**Exercise objective**
Render the lines as a Markdown table with the columns No. and Line, leaving out blank lines. Begin at the first line of the records and stop after the line that contains "row-csr: 06 2 N2 00000".
---*---
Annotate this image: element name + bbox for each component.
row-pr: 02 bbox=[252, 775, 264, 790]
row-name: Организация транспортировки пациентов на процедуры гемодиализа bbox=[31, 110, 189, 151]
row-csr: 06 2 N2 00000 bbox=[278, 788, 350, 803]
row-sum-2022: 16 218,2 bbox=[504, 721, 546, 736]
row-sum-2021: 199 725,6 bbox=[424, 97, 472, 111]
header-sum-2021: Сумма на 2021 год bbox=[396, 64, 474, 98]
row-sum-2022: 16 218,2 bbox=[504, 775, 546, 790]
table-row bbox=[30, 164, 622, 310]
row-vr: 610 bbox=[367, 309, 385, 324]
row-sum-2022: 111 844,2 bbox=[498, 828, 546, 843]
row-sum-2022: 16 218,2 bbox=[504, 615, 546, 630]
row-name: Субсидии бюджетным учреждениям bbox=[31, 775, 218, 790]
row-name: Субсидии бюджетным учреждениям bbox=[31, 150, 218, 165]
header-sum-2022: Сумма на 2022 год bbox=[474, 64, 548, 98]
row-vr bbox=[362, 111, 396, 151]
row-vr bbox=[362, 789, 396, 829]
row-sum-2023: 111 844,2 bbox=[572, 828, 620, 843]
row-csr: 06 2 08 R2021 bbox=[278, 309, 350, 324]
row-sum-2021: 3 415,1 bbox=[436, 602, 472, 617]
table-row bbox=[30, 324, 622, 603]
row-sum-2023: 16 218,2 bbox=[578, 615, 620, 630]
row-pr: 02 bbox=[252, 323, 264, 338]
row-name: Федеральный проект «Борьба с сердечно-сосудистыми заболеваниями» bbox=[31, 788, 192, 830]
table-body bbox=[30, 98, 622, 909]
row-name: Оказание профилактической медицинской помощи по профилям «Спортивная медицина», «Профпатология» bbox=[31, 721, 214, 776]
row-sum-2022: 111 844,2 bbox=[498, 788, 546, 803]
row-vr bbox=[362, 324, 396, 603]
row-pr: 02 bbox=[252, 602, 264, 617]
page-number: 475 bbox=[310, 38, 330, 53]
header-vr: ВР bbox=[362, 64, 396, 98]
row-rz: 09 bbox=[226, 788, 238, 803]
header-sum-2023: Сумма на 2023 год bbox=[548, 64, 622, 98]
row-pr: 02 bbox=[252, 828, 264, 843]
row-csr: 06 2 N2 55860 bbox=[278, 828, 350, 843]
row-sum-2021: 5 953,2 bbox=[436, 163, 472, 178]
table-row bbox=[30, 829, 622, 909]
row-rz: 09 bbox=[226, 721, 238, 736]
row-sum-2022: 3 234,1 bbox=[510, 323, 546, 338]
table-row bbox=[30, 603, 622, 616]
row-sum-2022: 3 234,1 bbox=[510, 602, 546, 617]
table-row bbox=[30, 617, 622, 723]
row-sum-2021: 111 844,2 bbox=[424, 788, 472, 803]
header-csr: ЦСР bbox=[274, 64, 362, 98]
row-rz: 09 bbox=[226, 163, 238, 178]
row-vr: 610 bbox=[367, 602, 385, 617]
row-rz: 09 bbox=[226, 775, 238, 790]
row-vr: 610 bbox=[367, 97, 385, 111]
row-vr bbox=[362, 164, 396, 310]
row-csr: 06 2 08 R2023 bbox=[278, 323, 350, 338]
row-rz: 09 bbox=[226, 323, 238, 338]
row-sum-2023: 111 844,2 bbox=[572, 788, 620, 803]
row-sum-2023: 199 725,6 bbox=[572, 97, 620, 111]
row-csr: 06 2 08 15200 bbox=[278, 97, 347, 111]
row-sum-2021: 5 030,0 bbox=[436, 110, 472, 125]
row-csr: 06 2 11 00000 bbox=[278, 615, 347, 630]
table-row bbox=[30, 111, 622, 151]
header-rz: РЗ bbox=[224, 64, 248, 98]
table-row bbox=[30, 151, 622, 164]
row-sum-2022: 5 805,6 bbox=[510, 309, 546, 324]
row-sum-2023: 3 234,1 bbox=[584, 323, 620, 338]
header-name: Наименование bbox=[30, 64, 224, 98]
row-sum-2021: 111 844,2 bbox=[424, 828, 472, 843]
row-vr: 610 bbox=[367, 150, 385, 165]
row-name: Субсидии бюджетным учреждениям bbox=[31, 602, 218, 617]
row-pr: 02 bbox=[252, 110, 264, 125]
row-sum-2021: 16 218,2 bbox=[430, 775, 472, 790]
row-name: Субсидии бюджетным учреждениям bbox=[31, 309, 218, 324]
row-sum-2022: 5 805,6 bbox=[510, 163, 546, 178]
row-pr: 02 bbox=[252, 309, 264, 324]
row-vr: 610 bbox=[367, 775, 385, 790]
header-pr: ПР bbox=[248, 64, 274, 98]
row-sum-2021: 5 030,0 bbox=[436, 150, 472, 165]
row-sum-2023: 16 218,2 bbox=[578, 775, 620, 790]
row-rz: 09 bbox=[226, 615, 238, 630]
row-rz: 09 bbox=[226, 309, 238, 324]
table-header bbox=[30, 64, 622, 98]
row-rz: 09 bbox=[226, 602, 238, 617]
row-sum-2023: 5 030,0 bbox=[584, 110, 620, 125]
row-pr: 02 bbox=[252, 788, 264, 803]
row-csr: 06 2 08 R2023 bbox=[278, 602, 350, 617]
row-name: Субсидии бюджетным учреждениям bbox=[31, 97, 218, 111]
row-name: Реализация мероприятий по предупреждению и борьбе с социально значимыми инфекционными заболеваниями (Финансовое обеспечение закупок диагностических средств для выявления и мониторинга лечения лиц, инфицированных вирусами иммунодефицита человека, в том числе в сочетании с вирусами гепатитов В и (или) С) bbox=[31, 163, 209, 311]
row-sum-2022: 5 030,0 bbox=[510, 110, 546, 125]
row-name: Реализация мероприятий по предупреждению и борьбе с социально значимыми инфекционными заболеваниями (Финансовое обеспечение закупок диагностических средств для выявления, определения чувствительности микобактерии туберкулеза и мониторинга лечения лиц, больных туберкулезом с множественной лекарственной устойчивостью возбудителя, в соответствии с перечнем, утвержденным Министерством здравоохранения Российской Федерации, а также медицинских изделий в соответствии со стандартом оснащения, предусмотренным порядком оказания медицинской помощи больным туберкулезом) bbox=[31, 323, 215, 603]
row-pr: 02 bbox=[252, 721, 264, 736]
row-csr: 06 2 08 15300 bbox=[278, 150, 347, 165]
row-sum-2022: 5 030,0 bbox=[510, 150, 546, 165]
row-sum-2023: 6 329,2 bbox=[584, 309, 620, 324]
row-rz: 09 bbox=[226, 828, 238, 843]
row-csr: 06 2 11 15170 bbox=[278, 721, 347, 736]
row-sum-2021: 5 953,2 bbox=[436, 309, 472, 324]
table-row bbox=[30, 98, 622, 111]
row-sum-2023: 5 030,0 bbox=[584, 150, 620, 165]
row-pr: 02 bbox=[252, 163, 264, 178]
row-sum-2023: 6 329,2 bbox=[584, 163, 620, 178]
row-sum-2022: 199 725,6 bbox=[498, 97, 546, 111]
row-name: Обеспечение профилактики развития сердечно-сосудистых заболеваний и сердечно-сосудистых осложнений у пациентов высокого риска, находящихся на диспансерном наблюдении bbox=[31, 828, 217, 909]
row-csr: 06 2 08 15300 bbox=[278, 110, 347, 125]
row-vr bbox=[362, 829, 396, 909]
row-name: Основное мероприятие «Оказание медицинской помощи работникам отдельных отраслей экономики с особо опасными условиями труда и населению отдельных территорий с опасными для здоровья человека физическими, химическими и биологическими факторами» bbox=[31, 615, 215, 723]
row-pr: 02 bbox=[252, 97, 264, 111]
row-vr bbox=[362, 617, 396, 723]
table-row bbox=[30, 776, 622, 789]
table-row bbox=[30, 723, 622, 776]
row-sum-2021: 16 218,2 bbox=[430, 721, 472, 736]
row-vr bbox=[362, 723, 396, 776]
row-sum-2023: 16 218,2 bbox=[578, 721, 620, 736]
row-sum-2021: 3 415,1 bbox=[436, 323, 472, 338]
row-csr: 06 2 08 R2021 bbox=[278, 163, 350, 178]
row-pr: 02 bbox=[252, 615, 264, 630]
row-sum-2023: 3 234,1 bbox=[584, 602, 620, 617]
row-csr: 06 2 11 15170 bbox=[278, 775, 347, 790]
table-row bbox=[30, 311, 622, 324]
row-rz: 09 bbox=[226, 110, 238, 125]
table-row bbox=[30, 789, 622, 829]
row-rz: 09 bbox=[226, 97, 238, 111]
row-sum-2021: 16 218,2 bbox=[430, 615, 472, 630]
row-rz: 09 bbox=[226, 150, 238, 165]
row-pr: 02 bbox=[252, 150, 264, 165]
---*---
**Response to this exercise**
| No. | Line |
|---|---|
| 1 | Annotate this image: element name + bbox for each component. |
| 2 | row-pr: 02 bbox=[252, 775, 264, 790] |
| 3 | row-name: Организация транспортировки пациентов на процедуры гемодиализа bbox=[31, 110, 189, 151] |
| 4 | row-csr: 06 2 N2 00000 bbox=[278, 788, 350, 803] |